Exercise brief => Select, from the material below, each line with "food" in it.

>>>>

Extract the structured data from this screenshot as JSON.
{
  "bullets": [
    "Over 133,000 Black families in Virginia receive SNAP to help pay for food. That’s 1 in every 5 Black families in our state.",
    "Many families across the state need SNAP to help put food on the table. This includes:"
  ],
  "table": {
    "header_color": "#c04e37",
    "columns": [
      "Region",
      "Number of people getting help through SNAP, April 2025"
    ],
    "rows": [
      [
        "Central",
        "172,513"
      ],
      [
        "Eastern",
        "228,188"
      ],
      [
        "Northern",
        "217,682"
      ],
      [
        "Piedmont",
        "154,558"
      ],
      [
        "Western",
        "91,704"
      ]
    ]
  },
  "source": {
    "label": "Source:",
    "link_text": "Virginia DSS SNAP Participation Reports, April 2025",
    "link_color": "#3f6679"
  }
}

<<<<

Task answer =>
    "Over 133,000 Black families in Virginia receive SNAP to help pay for food. That’s 1 in every 5 Black families in our state.",
    "Many families across the state need SNAP to help put food on the table. This includes:"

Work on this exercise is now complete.